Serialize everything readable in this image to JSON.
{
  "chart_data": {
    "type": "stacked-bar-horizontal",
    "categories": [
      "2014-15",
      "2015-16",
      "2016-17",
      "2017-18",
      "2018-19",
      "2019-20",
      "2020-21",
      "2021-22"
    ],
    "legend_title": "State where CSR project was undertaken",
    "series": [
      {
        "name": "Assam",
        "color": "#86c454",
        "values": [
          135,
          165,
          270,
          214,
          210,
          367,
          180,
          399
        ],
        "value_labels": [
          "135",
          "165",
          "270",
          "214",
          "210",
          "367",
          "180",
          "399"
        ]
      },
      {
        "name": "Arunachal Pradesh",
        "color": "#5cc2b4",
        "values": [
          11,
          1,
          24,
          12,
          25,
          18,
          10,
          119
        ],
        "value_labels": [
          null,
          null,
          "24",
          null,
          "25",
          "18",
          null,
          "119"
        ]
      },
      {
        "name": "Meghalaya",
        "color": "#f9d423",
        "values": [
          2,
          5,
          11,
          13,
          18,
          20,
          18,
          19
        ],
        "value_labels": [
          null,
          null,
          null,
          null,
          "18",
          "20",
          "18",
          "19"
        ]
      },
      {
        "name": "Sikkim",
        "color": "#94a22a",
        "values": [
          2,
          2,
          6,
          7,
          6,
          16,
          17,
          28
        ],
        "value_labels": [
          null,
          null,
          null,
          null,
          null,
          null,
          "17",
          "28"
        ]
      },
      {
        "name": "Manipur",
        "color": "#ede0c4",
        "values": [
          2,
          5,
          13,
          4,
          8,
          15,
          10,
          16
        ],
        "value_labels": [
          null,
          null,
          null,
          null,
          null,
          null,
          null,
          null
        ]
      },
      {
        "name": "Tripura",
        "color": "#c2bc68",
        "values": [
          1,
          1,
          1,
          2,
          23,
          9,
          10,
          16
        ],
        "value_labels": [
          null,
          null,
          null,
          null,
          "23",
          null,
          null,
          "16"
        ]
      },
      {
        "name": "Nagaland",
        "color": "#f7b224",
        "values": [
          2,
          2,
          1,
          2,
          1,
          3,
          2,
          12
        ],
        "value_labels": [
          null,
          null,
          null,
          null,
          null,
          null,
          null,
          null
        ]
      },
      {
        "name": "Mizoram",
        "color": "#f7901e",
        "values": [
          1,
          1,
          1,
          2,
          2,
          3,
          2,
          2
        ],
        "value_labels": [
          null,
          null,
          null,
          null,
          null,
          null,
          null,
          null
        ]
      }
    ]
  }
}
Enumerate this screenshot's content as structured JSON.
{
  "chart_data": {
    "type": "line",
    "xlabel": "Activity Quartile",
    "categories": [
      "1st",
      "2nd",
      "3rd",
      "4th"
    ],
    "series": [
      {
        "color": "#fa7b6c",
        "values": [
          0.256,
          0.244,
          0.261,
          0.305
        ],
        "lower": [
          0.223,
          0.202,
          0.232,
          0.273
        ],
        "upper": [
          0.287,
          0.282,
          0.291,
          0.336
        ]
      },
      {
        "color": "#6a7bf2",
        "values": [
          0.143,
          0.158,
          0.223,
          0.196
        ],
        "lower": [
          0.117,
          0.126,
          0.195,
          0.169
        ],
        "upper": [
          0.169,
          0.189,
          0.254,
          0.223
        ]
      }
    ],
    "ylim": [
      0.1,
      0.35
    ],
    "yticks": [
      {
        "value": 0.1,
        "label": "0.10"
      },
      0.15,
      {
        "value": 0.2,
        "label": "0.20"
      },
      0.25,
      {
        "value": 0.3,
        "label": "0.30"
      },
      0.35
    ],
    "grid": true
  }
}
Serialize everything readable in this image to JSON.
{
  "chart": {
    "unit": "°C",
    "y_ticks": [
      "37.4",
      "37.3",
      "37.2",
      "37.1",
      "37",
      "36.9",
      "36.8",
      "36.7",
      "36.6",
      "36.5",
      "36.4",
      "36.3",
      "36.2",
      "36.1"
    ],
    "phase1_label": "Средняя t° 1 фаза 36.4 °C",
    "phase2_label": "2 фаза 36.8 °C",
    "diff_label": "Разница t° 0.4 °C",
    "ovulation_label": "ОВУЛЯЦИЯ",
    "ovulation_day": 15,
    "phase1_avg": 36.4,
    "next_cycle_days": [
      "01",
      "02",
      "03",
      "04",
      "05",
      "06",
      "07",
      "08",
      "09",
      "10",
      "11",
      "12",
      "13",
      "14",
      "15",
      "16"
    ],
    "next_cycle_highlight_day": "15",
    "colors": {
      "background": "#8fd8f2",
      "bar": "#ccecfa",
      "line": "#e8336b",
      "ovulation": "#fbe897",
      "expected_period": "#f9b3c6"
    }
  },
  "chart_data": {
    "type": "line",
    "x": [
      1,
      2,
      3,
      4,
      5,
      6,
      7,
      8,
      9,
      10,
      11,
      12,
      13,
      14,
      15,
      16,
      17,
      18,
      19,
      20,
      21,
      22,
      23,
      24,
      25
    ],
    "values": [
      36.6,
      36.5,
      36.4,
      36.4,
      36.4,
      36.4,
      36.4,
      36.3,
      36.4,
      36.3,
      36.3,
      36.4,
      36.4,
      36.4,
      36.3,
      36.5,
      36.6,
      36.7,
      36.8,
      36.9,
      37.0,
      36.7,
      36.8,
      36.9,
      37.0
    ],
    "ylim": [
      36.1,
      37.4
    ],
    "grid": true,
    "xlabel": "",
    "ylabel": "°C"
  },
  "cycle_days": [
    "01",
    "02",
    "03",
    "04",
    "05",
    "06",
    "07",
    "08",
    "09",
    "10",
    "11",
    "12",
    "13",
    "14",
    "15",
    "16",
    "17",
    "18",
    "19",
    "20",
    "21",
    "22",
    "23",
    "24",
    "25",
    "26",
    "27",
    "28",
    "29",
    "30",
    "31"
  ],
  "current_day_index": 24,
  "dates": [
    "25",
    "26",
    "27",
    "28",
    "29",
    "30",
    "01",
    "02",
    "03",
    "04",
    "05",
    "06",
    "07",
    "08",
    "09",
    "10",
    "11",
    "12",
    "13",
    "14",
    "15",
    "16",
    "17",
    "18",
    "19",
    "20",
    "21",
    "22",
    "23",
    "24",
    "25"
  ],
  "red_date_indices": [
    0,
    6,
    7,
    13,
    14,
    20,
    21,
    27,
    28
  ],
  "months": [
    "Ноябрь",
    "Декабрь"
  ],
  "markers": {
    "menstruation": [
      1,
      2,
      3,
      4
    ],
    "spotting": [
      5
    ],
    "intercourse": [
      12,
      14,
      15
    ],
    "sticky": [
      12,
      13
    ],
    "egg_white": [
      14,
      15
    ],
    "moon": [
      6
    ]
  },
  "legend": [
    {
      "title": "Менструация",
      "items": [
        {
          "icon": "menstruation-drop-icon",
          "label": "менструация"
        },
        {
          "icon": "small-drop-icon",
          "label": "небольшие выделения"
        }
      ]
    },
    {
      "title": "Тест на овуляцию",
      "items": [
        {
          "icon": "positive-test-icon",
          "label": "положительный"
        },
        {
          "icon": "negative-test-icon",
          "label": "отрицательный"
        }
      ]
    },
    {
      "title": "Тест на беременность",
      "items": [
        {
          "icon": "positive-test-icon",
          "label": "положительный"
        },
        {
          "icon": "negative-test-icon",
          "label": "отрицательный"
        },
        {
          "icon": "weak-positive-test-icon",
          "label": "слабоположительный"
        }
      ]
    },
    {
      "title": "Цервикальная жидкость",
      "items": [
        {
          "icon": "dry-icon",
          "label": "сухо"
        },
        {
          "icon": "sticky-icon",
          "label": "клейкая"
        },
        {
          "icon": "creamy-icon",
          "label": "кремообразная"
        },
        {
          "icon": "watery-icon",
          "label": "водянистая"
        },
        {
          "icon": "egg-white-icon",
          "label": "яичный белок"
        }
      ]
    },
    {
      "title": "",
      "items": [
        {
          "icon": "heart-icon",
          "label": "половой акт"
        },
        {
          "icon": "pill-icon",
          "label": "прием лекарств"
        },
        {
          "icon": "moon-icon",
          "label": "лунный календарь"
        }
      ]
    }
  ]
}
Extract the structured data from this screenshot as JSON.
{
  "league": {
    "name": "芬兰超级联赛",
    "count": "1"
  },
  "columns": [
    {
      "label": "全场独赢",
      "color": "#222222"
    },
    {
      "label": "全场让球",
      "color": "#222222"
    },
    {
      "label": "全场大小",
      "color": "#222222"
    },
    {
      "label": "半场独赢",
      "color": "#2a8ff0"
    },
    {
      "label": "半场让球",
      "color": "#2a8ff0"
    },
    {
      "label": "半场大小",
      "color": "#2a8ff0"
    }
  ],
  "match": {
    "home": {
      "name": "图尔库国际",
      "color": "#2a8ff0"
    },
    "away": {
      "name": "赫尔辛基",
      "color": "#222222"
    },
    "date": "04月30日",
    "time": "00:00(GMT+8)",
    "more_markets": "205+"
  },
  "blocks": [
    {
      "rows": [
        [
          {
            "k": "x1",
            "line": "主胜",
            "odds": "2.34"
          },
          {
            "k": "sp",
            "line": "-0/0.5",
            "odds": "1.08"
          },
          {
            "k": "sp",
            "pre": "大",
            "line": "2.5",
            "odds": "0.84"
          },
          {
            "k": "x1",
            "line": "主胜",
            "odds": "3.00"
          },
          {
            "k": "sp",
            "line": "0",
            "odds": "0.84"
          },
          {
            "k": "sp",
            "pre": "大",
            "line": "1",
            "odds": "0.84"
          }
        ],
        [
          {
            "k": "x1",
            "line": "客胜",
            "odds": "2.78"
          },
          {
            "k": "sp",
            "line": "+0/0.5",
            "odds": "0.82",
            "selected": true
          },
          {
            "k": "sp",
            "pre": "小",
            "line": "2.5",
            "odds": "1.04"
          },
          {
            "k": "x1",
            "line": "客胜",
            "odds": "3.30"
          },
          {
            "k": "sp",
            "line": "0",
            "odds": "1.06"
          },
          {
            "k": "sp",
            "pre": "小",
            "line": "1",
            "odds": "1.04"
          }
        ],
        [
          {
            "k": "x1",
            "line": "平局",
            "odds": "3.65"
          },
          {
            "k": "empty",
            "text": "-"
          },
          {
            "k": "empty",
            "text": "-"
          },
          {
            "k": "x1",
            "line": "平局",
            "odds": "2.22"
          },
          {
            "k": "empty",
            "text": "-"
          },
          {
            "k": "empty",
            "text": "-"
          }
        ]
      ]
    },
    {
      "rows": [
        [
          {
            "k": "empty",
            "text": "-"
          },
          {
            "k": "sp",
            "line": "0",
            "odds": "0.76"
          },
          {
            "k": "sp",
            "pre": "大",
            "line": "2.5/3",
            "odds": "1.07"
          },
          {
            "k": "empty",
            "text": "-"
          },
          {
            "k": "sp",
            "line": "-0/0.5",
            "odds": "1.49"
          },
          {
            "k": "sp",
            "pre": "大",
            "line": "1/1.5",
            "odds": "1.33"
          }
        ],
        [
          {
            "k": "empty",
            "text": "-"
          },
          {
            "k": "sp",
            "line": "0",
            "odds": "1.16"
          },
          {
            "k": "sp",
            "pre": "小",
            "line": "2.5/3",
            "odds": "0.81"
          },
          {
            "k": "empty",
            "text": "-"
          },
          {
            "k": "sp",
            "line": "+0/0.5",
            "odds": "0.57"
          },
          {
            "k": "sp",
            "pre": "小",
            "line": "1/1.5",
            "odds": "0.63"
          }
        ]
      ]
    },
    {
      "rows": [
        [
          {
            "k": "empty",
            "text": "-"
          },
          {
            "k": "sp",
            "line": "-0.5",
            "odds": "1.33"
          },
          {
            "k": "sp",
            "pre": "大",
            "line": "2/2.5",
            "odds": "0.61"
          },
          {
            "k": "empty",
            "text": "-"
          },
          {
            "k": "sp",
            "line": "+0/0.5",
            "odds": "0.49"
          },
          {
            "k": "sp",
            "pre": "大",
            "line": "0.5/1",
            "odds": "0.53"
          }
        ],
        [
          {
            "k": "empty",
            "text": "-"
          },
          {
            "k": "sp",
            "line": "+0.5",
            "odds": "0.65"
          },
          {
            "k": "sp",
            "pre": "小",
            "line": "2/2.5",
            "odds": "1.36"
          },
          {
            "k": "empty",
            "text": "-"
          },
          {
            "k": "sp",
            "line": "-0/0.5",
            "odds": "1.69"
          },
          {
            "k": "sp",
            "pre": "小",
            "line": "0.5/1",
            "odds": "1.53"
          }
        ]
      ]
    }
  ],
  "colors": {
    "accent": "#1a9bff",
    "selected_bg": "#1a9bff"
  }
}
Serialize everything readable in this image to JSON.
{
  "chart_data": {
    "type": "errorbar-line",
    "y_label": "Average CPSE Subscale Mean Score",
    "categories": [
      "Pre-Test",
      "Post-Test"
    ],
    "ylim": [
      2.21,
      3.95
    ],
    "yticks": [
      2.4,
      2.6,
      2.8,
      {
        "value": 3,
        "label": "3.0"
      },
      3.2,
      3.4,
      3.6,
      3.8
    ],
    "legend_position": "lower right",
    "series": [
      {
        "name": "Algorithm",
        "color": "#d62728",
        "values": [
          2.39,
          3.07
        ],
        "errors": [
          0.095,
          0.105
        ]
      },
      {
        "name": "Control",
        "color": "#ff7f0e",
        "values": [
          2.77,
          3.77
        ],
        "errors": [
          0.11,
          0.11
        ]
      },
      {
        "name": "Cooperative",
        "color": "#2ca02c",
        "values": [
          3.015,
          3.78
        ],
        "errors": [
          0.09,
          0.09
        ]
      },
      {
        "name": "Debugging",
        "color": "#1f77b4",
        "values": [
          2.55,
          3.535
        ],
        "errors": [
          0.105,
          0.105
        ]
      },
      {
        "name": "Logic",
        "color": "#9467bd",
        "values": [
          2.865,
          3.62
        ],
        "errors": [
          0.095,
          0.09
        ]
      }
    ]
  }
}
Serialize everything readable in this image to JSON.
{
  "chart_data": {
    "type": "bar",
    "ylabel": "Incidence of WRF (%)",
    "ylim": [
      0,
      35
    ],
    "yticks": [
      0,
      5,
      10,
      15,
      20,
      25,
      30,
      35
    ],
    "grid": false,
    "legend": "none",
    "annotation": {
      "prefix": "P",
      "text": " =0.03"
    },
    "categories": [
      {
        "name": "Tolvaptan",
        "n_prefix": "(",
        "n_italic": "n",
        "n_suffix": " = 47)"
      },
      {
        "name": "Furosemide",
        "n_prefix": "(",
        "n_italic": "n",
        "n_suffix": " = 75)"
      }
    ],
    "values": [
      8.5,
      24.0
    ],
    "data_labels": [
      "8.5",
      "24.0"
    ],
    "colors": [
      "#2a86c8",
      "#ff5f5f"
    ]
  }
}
|---|
EXERCISE TASK » Working from the entries above, return all lines that contain "type".

WRITTEN SOLUTION »
    "type": "stacked-bar-horizontal",
    "type": "line",
    "type": "line",
    "type": "errorbar-line",
    "type": "bar",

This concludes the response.